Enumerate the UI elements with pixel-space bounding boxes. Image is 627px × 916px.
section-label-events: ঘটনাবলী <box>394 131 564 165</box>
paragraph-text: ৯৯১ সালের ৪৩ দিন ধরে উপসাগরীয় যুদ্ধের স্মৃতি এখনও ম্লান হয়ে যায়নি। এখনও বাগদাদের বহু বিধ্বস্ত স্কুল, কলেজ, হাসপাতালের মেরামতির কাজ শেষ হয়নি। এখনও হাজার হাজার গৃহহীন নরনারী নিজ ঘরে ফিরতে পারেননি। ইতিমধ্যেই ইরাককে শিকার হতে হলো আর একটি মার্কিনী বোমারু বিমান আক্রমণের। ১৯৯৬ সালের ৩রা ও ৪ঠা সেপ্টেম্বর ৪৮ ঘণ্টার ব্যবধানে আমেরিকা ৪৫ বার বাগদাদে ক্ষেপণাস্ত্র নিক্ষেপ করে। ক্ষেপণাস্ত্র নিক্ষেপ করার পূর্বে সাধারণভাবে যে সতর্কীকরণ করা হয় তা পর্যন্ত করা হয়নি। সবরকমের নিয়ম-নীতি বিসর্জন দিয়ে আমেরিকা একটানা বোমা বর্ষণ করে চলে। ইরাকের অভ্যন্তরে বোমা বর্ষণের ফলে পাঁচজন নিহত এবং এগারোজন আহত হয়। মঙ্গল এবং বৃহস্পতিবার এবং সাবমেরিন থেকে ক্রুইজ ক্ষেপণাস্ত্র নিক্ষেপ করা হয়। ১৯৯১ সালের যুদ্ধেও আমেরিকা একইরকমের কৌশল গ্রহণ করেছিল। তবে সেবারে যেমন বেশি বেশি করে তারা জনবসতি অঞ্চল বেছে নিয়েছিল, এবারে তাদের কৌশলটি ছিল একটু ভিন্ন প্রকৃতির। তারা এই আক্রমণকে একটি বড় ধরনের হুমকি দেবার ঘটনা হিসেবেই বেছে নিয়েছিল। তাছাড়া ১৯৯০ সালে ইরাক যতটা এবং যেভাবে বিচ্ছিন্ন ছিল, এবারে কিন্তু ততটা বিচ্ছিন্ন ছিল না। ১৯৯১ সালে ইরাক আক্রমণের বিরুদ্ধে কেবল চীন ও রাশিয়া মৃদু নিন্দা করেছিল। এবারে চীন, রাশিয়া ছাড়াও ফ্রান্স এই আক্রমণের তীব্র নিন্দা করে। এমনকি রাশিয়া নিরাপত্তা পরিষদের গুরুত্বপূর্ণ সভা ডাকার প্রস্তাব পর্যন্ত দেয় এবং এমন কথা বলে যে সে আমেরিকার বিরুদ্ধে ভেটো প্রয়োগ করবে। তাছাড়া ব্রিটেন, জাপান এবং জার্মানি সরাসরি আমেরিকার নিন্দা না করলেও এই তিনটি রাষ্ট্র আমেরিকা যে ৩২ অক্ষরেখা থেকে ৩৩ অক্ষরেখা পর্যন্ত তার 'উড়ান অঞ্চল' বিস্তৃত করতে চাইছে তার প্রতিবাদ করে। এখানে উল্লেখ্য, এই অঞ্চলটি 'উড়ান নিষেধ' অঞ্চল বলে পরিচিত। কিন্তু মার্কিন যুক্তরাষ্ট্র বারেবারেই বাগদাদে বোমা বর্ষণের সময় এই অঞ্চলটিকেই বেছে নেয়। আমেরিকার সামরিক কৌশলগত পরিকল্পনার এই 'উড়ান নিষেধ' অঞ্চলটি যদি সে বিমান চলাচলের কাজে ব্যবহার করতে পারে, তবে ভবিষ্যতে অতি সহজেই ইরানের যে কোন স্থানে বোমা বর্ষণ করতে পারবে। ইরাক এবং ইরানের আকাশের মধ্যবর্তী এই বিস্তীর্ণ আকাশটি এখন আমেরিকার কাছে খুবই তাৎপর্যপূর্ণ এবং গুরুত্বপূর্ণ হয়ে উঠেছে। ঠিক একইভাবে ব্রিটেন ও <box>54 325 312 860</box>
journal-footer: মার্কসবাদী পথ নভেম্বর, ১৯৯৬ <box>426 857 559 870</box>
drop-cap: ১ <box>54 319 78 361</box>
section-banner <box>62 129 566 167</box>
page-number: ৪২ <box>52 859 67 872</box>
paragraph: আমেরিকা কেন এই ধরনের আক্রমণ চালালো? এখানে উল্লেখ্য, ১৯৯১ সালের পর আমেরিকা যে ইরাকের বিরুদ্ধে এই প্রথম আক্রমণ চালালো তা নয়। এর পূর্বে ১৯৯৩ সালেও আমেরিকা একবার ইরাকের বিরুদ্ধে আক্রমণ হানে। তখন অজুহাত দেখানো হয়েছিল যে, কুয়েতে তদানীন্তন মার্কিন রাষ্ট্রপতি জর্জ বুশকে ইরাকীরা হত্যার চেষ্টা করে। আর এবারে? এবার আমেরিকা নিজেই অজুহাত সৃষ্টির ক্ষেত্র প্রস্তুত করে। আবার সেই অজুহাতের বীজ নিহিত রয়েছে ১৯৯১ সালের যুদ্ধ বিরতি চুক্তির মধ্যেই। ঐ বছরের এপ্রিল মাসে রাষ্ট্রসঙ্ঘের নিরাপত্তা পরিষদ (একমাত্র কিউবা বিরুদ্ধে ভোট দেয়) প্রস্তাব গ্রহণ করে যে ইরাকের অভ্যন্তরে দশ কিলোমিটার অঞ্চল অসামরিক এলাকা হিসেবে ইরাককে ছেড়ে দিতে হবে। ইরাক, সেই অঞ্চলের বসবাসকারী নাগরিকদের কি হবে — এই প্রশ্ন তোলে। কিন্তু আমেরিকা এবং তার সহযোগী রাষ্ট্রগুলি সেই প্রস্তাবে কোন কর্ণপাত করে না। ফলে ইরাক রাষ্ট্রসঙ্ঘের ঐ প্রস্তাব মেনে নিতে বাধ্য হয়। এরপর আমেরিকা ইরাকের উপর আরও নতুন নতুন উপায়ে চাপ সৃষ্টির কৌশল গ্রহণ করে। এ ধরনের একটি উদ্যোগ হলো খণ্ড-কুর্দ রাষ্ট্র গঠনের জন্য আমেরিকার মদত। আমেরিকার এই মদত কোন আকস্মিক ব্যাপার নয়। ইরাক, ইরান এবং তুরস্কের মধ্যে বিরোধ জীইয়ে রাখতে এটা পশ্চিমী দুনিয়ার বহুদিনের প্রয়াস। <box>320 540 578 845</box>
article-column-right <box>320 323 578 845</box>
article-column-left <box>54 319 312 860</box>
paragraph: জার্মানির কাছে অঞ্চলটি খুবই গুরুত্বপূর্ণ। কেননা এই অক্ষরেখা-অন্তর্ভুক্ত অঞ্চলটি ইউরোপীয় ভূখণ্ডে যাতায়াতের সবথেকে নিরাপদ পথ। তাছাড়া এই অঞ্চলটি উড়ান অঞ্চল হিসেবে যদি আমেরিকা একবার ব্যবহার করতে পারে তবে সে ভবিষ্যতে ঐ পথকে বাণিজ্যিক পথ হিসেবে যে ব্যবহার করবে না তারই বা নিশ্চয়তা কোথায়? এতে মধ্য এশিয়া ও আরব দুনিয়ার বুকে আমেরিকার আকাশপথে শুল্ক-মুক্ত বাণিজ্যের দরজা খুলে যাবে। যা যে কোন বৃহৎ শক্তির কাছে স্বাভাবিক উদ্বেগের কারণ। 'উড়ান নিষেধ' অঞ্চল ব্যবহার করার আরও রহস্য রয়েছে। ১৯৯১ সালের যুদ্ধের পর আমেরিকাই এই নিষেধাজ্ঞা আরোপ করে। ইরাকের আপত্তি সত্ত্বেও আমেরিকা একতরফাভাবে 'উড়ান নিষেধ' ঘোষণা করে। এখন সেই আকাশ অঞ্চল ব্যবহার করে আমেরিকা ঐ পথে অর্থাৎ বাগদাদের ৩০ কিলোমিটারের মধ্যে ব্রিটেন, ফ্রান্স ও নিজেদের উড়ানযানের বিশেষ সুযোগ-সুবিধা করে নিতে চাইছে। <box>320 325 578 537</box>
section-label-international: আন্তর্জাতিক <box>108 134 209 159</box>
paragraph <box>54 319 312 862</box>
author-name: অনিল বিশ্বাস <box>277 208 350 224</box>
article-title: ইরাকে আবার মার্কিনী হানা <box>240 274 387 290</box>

◇ ◇ ◇ ◇

WHAT TO PRODUCE:
Set out the material from its first line through the line containing "section-label-events: ঘটনাবলী <box>394", inclusive, as a JSON list of strings, with one string per line and blank lines omitted.

CORRECT RESULT:
[
  "Enumerate the UI elements with pixel-space bounding boxes. Image is 627px × 916px.",
  "section-label-events: ঘটনাবলী <box>394 131 564 165</box>"
]